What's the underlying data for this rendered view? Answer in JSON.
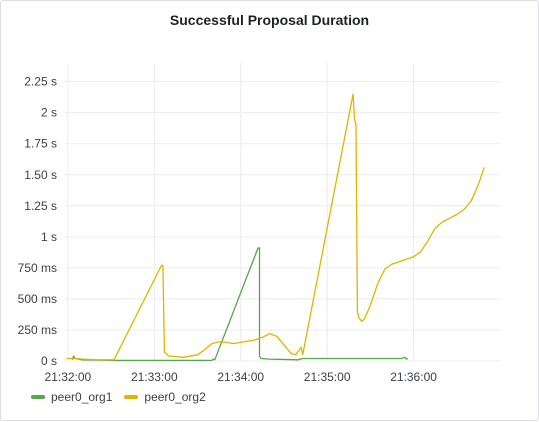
{
  "panel": {
    "title": "Successful Proposal Duration"
  },
  "colors": {
    "peer0_org1": "#56a64b",
    "peer0_org2": "#e0b400",
    "grid": "#ececec"
  },
  "chart_data": {
    "type": "line",
    "title": "Successful Proposal Duration",
    "xlabel": "",
    "ylabel": "",
    "x_unit": "time (HH:MM:SS)",
    "y_unit": "seconds",
    "ylim": [
      0,
      2.4
    ],
    "xlim": [
      "21:31:58",
      "21:37:00"
    ],
    "grid": true,
    "legend_position": "bottom-left",
    "y_ticks": [
      {
        "value": 0,
        "label": "0 s"
      },
      {
        "value": 0.25,
        "label": "250 ms"
      },
      {
        "value": 0.5,
        "label": "500 ms"
      },
      {
        "value": 0.75,
        "label": "750 ms"
      },
      {
        "value": 1,
        "label": "1 s"
      },
      {
        "value": 1.25,
        "label": "1.25 s"
      },
      {
        "value": 1.5,
        "label": "1.50 s"
      },
      {
        "value": 1.75,
        "label": "1.75 s"
      },
      {
        "value": 2,
        "label": "2 s"
      },
      {
        "value": 2.25,
        "label": "2.25 s"
      }
    ],
    "x_ticks": [
      "21:32:00",
      "21:33:00",
      "21:34:00",
      "21:35:00",
      "21:36:00"
    ],
    "series": [
      {
        "name": "peer0_org1",
        "color": "#56a64b",
        "points": [
          [
            "21:32:03",
            0.01
          ],
          [
            "21:32:04",
            0.04
          ],
          [
            "21:32:05",
            0.02
          ],
          [
            "21:32:10",
            0.01
          ],
          [
            "21:32:30",
            0.005
          ],
          [
            "21:33:00",
            0.005
          ],
          [
            "21:33:30",
            0.005
          ],
          [
            "21:33:40",
            0.005
          ],
          [
            "21:33:41",
            0.015
          ],
          [
            "21:33:42",
            0.01
          ],
          [
            "21:34:12",
            0.91
          ],
          [
            "21:34:13",
            0.91
          ],
          [
            "21:34:13",
            0.04
          ],
          [
            "21:34:14",
            0.02
          ],
          [
            "21:34:20",
            0.015
          ],
          [
            "21:34:40",
            0.01
          ],
          [
            "21:34:43",
            0.02
          ],
          [
            "21:35:00",
            0.02
          ],
          [
            "21:35:30",
            0.02
          ],
          [
            "21:35:52",
            0.02
          ],
          [
            "21:35:54",
            0.03
          ],
          [
            "21:35:55",
            0.015
          ],
          [
            "21:35:56",
            0.02
          ]
        ]
      },
      {
        "name": "peer0_org2",
        "color": "#e0b400",
        "points": [
          [
            "21:31:59",
            0.02
          ],
          [
            "21:32:05",
            0.02
          ],
          [
            "21:32:10",
            0.015
          ],
          [
            "21:32:20",
            0.01
          ],
          [
            "21:32:32",
            0.01
          ],
          [
            "21:33:05",
            0.77
          ],
          [
            "21:33:06",
            0.77
          ],
          [
            "21:33:07",
            0.07
          ],
          [
            "21:33:10",
            0.04
          ],
          [
            "21:33:20",
            0.03
          ],
          [
            "21:33:30",
            0.05
          ],
          [
            "21:33:35",
            0.09
          ],
          [
            "21:33:40",
            0.14
          ],
          [
            "21:33:45",
            0.155
          ],
          [
            "21:33:50",
            0.15
          ],
          [
            "21:33:55",
            0.14
          ],
          [
            "21:34:00",
            0.15
          ],
          [
            "21:34:05",
            0.16
          ],
          [
            "21:34:10",
            0.17
          ],
          [
            "21:34:15",
            0.19
          ],
          [
            "21:34:20",
            0.22
          ],
          [
            "21:34:25",
            0.2
          ],
          [
            "21:34:30",
            0.13
          ],
          [
            "21:34:35",
            0.06
          ],
          [
            "21:34:38",
            0.05
          ],
          [
            "21:34:40",
            0.08
          ],
          [
            "21:34:42",
            0.11
          ],
          [
            "21:34:43",
            0.05
          ],
          [
            "21:35:18",
            2.15
          ],
          [
            "21:35:19",
            1.95
          ],
          [
            "21:35:20",
            1.9
          ],
          [
            "21:35:21",
            0.4
          ],
          [
            "21:35:22",
            0.35
          ],
          [
            "21:35:24",
            0.32
          ],
          [
            "21:35:26",
            0.34
          ],
          [
            "21:35:30",
            0.45
          ],
          [
            "21:35:35",
            0.62
          ],
          [
            "21:35:40",
            0.74
          ],
          [
            "21:35:45",
            0.78
          ],
          [
            "21:35:50",
            0.8
          ],
          [
            "21:35:55",
            0.82
          ],
          [
            "21:36:00",
            0.84
          ],
          [
            "21:36:05",
            0.88
          ],
          [
            "21:36:10",
            0.97
          ],
          [
            "21:36:15",
            1.07
          ],
          [
            "21:36:20",
            1.12
          ],
          [
            "21:36:25",
            1.15
          ],
          [
            "21:36:30",
            1.18
          ],
          [
            "21:36:35",
            1.22
          ],
          [
            "21:36:40",
            1.29
          ],
          [
            "21:36:45",
            1.42
          ],
          [
            "21:36:49",
            1.56
          ]
        ]
      }
    ]
  }
}
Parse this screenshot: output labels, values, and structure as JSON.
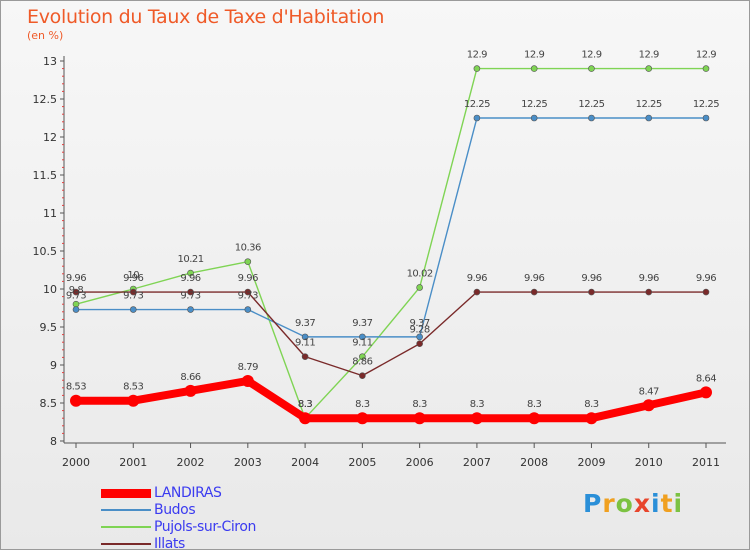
{
  "title": "Evolution du Taux de Taxe d'Habitation",
  "unit_label": "(en %)",
  "logo_text": "Proxiti",
  "chart_data": {
    "type": "line",
    "title": "Evolution du Taux de Taxe d'Habitation",
    "ylabel": "(en %)",
    "xlabel": "",
    "x": [
      "2000",
      "2001",
      "2002",
      "2003",
      "2004",
      "2005",
      "2006",
      "2007",
      "2008",
      "2009",
      "2010",
      "2011"
    ],
    "ylim": [
      8,
      13
    ],
    "yticks": [
      "8",
      "8.5",
      "9",
      "9.5",
      "10",
      "10.5",
      "11",
      "11.5",
      "12",
      "12.5",
      "13"
    ],
    "grid": false,
    "legend_position": "bottom-left",
    "series": [
      {
        "name": "LANDIRAS",
        "color": "#ff0000",
        "values": [
          8.53,
          8.53,
          8.66,
          8.79,
          8.3,
          8.3,
          8.3,
          8.3,
          8.3,
          8.3,
          8.47,
          8.64
        ],
        "labels": [
          "8.53",
          "8.53",
          "8.66",
          "8.79",
          "8.3",
          "8.3",
          "8.3",
          "8.3",
          "8.3",
          "8.3",
          "8.47",
          "8.64"
        ]
      },
      {
        "name": "Budos",
        "color": "#4a8ec7",
        "values": [
          9.73,
          9.73,
          9.73,
          9.73,
          9.37,
          9.37,
          9.37,
          12.25,
          12.25,
          12.25,
          12.25,
          12.25
        ],
        "labels": [
          "9.73",
          "9.73",
          "9.73",
          "9.73",
          "9.37",
          "9.37",
          "9.37",
          "12.25",
          "12.25",
          "12.25",
          "12.25",
          "12.25"
        ]
      },
      {
        "name": "Pujols-sur-Ciron",
        "color": "#7fd454",
        "values": [
          9.8,
          10,
          10.21,
          10.36,
          8.3,
          9.11,
          10.02,
          12.9,
          12.9,
          12.9,
          12.9,
          12.9
        ],
        "labels": [
          "9.8",
          "10",
          "10.21",
          "10.36",
          "8.3",
          "9.11",
          "10.02",
          "12.9",
          "12.9",
          "12.9",
          "12.9",
          "12.9"
        ]
      },
      {
        "name": "Illats",
        "color": "#7a2a2a",
        "values": [
          9.96,
          9.96,
          9.96,
          9.96,
          9.11,
          8.86,
          9.28,
          9.96,
          9.96,
          9.96,
          9.96,
          9.96
        ],
        "labels": [
          "9.96",
          "9.96",
          "9.96",
          "9.96",
          "9.11",
          "8.86",
          "9.28",
          "9.96",
          "9.96",
          "9.96",
          "9.96",
          "9.96"
        ]
      }
    ]
  }
}
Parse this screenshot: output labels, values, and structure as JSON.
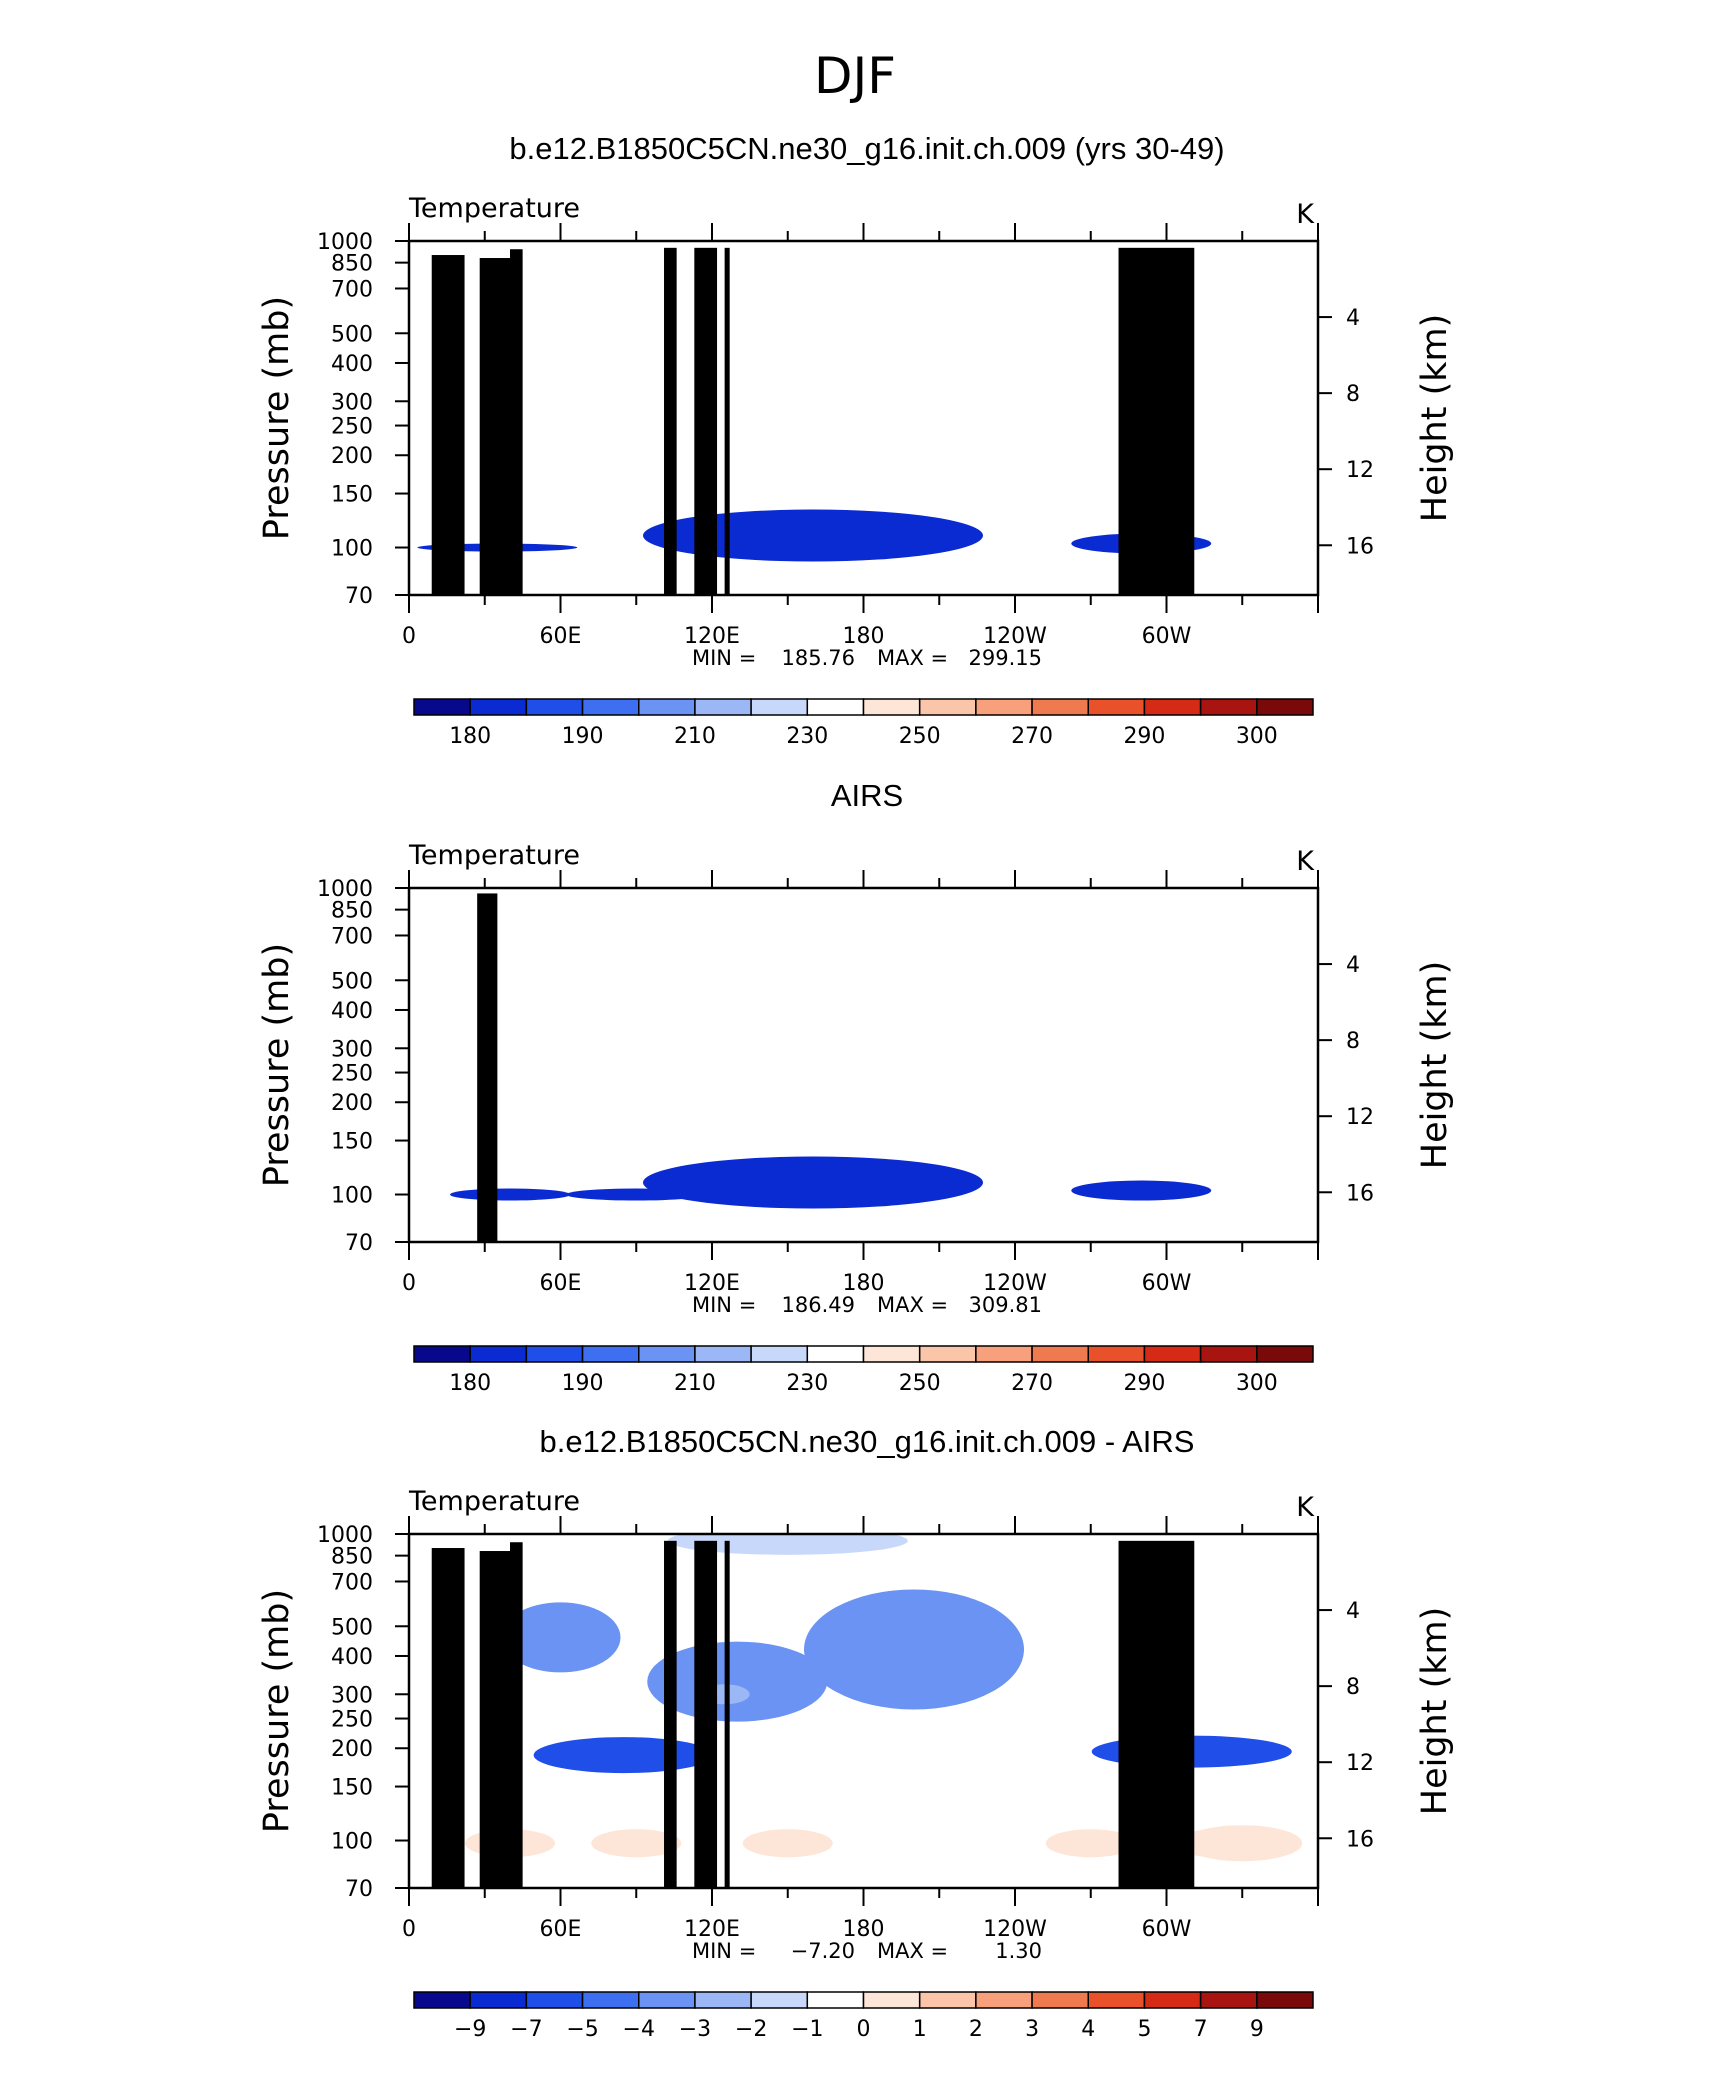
{
  "figure": {
    "title": "DJF"
  },
  "chart_data": [
    {
      "type": "heatmap",
      "title": "b.e12.B1850C5CN.ne30_g16.init.ch.009 (yrs 30-49)",
      "left_label": "Temperature",
      "right_label": "K",
      "ylabel": "Pressure (mb)",
      "ylabel_right": "Height (km)",
      "x_ticks": [
        "0",
        "60E",
        "120E",
        "180",
        "120W",
        "60W"
      ],
      "x_tick_values": [
        0,
        60,
        120,
        180,
        240,
        300
      ],
      "xlim": [
        0,
        360
      ],
      "y_ticks": [
        "70",
        "100",
        "150",
        "200",
        "250",
        "300",
        "400",
        "500",
        "700",
        "850",
        "1000"
      ],
      "ylim": [
        1000,
        70
      ],
      "y_scale": "log",
      "y_right_ticks": [
        "16",
        "12",
        "8",
        "4"
      ],
      "stats": {
        "min_label": "MIN =",
        "min": "185.76",
        "max_label": "MAX =",
        "max": "299.15"
      },
      "colorbar": {
        "labels": [
          "180",
          "190",
          "210",
          "230",
          "250",
          "270",
          "290",
          "300"
        ],
        "colors": [
          "#08088c",
          "#0a2ad2",
          "#1f4fe8",
          "#3d6ff0",
          "#6b93f3",
          "#9cb7f6",
          "#c8d8fa",
          "#ffffff",
          "#fde6d8",
          "#fbc5a9",
          "#f7a07b",
          "#f07a4f",
          "#e8512a",
          "#d42a16",
          "#a8140f",
          "#7a0a0a"
        ]
      }
    },
    {
      "type": "heatmap",
      "title": "AIRS",
      "left_label": "Temperature",
      "right_label": "K",
      "ylabel": "Pressure (mb)",
      "ylabel_right": "Height (km)",
      "x_ticks": [
        "0",
        "60E",
        "120E",
        "180",
        "120W",
        "60W"
      ],
      "x_tick_values": [
        0,
        60,
        120,
        180,
        240,
        300
      ],
      "xlim": [
        0,
        360
      ],
      "y_ticks": [
        "70",
        "100",
        "150",
        "200",
        "250",
        "300",
        "400",
        "500",
        "700",
        "850",
        "1000"
      ],
      "ylim": [
        1000,
        70
      ],
      "y_scale": "log",
      "y_right_ticks": [
        "16",
        "12",
        "8",
        "4"
      ],
      "stats": {
        "min_label": "MIN =",
        "min": "186.49",
        "max_label": "MAX =",
        "max": "309.81"
      },
      "colorbar": {
        "labels": [
          "180",
          "190",
          "210",
          "230",
          "250",
          "270",
          "290",
          "300"
        ],
        "colors": [
          "#08088c",
          "#0a2ad2",
          "#1f4fe8",
          "#3d6ff0",
          "#6b93f3",
          "#9cb7f6",
          "#c8d8fa",
          "#ffffff",
          "#fde6d8",
          "#fbc5a9",
          "#f7a07b",
          "#f07a4f",
          "#e8512a",
          "#d42a16",
          "#a8140f",
          "#7a0a0a"
        ]
      }
    },
    {
      "type": "heatmap",
      "title": "b.e12.B1850C5CN.ne30_g16.init.ch.009 - AIRS",
      "left_label": "Temperature",
      "right_label": "K",
      "ylabel": "Pressure (mb)",
      "ylabel_right": "Height (km)",
      "x_ticks": [
        "0",
        "60E",
        "120E",
        "180",
        "120W",
        "60W"
      ],
      "x_tick_values": [
        0,
        60,
        120,
        180,
        240,
        300
      ],
      "xlim": [
        0,
        360
      ],
      "y_ticks": [
        "70",
        "100",
        "150",
        "200",
        "250",
        "300",
        "400",
        "500",
        "700",
        "850",
        "1000"
      ],
      "ylim": [
        1000,
        70
      ],
      "y_scale": "log",
      "y_right_ticks": [
        "16",
        "12",
        "8",
        "4"
      ],
      "stats": {
        "min_label": "MIN =",
        "min": "−7.20",
        "max_label": "MAX =",
        "max": "1.30"
      },
      "colorbar": {
        "labels": [
          "−9",
          "−7",
          "−5",
          "−4",
          "−3",
          "−2",
          "−1",
          "0",
          "1",
          "2",
          "3",
          "4",
          "5",
          "7",
          "9"
        ],
        "colors": [
          "#08088c",
          "#0a2ad2",
          "#1f4fe8",
          "#3d6ff0",
          "#6b93f3",
          "#9cb7f6",
          "#c8d8fa",
          "#ffffff",
          "#fde6d8",
          "#fbc5a9",
          "#f7a07b",
          "#f07a4f",
          "#e8512a",
          "#d42a16",
          "#a8140f",
          "#7a0a0a"
        ]
      }
    }
  ]
}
────
• _TASK OBJECTIVE_
Which lines hold the word "Taxe"? Copy all of them.

• _WRITTEN ANSWER_
  "title": "Evolution du Taux de Taxe d'Habitation",
    "title": "Evolution du Taux de Taxe d'Habitation",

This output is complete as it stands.